◆ Work required
Gather the lines from the material that contain "JSON".

◆ Data lines
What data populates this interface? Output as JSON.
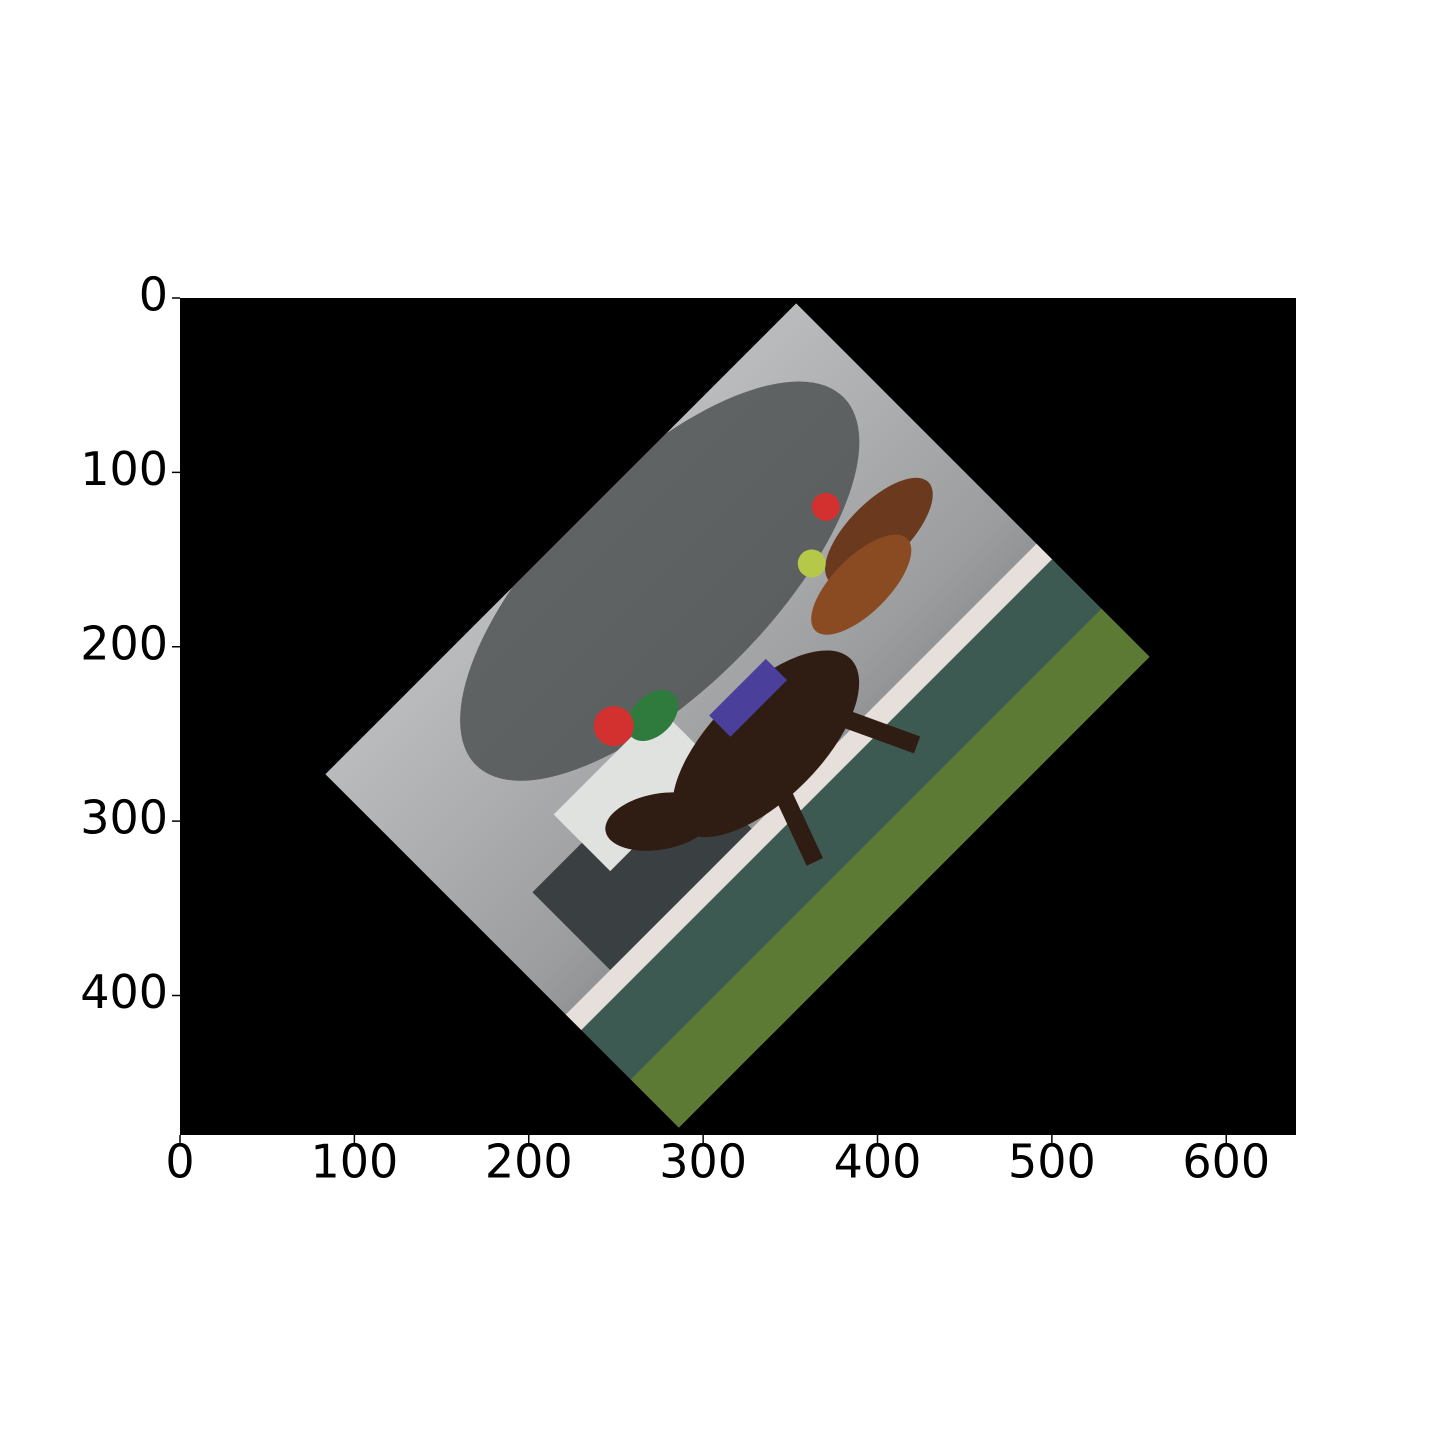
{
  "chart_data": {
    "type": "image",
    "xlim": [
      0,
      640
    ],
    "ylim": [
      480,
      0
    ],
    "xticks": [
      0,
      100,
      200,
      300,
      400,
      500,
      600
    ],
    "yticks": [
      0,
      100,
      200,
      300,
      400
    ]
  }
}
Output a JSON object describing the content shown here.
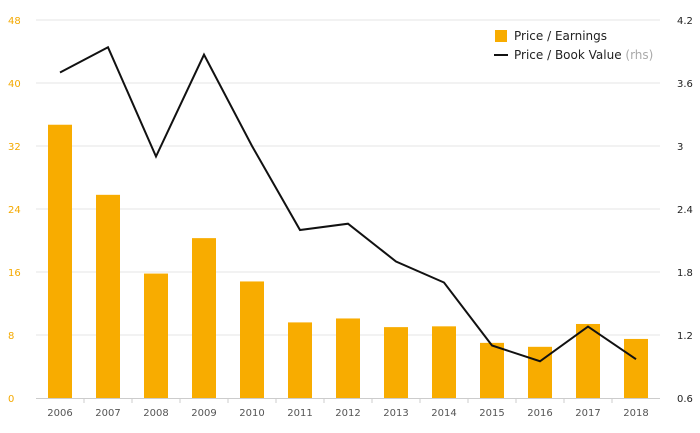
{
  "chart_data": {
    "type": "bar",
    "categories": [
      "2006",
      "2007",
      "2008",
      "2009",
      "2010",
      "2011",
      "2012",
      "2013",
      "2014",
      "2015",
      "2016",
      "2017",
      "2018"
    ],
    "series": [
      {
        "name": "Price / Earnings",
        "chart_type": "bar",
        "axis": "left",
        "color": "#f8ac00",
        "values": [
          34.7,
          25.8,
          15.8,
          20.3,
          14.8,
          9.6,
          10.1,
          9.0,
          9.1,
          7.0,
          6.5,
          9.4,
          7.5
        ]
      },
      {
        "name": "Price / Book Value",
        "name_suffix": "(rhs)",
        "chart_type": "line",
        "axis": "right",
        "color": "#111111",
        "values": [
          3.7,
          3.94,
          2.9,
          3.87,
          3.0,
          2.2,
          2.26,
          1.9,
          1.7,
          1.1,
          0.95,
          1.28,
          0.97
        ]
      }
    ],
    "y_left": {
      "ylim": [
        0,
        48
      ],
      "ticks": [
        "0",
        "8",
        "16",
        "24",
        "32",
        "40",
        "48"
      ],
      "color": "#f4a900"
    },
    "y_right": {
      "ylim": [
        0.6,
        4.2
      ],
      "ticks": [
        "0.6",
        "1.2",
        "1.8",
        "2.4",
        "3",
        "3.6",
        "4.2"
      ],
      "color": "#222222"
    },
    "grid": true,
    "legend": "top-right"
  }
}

==

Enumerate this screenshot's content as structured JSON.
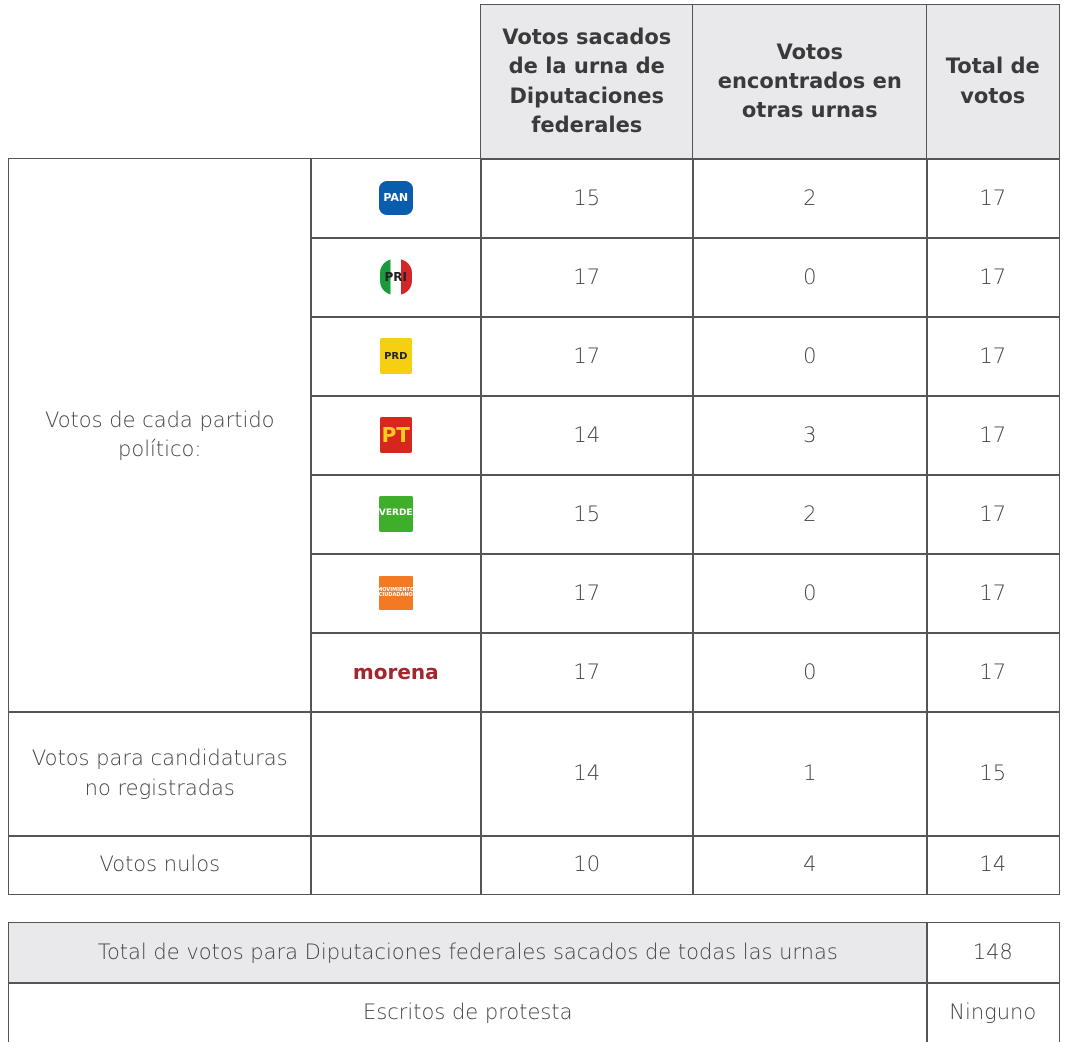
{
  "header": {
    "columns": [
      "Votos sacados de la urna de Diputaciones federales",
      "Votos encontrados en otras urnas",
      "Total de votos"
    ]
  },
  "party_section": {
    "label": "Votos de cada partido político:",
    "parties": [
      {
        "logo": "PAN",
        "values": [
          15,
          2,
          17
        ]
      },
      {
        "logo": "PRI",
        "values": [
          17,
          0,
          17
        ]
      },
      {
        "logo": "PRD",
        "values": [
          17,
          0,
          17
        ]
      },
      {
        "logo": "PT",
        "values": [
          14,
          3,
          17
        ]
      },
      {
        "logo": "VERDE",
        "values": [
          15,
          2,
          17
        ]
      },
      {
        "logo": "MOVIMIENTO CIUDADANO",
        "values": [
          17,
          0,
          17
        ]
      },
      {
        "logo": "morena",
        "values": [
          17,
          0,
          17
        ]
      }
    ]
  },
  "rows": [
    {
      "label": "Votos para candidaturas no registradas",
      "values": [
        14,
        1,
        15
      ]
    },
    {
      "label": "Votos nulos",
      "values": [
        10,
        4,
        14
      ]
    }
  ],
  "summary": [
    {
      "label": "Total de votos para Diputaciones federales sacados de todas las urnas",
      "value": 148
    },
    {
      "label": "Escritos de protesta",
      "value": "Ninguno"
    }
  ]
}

◆ Answer for the task
What data populates this interface? Output as JSON.
Output a JSON object describing the content shown here.
Enumerate this screenshot's content as structured JSON.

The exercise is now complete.